* Begin Data shown *

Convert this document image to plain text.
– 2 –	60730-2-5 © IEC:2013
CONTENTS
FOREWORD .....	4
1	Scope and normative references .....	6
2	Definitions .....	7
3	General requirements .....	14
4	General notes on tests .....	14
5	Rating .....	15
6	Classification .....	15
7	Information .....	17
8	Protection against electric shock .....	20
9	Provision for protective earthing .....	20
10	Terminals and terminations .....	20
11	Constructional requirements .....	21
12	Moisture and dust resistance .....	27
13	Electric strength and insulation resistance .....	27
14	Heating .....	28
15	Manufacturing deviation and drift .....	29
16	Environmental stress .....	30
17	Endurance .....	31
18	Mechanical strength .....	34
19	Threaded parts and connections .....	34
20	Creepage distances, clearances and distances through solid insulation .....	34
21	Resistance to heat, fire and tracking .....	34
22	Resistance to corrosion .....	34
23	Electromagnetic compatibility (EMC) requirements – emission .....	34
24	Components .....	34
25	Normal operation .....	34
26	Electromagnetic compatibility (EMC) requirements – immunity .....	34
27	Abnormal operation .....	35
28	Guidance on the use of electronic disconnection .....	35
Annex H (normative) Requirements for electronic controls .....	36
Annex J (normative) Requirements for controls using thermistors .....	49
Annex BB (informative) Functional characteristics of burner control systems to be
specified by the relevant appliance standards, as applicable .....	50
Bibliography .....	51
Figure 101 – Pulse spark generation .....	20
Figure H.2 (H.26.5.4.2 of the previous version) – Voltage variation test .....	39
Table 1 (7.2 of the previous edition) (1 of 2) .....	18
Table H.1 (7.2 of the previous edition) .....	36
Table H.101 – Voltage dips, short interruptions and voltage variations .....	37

* End Data shown *

Task description:
Can you restate every record above word for word?

Exercise solution:
Convert this document image to plain text.
– 2 –	60730-2-5 © IEC:2013
CONTENTS
FOREWORD .....	4
1	Scope and normative references .....	6
2	Definitions .....	7
3	General requirements .....	14
4	General notes on tests .....	14
5	Rating .....	15
6	Classification .....	15
7	Information .....	17
8	Protection against electric shock .....	20
9	Provision for protective earthing .....	20
10	Terminals and terminations .....	20
11	Constructional requirements .....	21
12	Moisture and dust resistance .....	27
13	Electric strength and insulation resistance .....	27
14	Heating .....	28
15	Manufacturing deviation and drift .....	29
16	Environmental stress .....	30
17	Endurance .....	31
18	Mechanical strength .....	34
19	Threaded parts and connections .....	34
20	Creepage distances, clearances and distances through solid insulation .....	34
21	Resistance to heat, fire and tracking .....	34
22	Resistance to corrosion .....	34
23	Electromagnetic compatibility (EMC) requirements – emission .....	34
24	Components .....	34
25	Normal operation .....	34
26	Electromagnetic compatibility (EMC) requirements – immunity .....	34
27	Abnormal operation .....	35
28	Guidance on the use of electronic disconnection .....	35
Annex H (normative) Requirements for electronic controls .....	36
Annex J (normative) Requirements for controls using thermistors .....	49
Annex BB (informative) Functional characteristics of burner control systems to be
specified by the relevant appliance standards, as applicable .....	50
Bibliography .....	51
Figure 101 – Pulse spark generation .....	20
Figure H.2 (H.26.5.4.2 of the previous version) – Voltage variation test .....	39
Table 1 (7.2 of the previous edition) (1 of 2) .....	18
Table H.1 (7.2 of the previous edition) .....	36
Table H.101 – Voltage dips, short interruptions and voltage variations .....	37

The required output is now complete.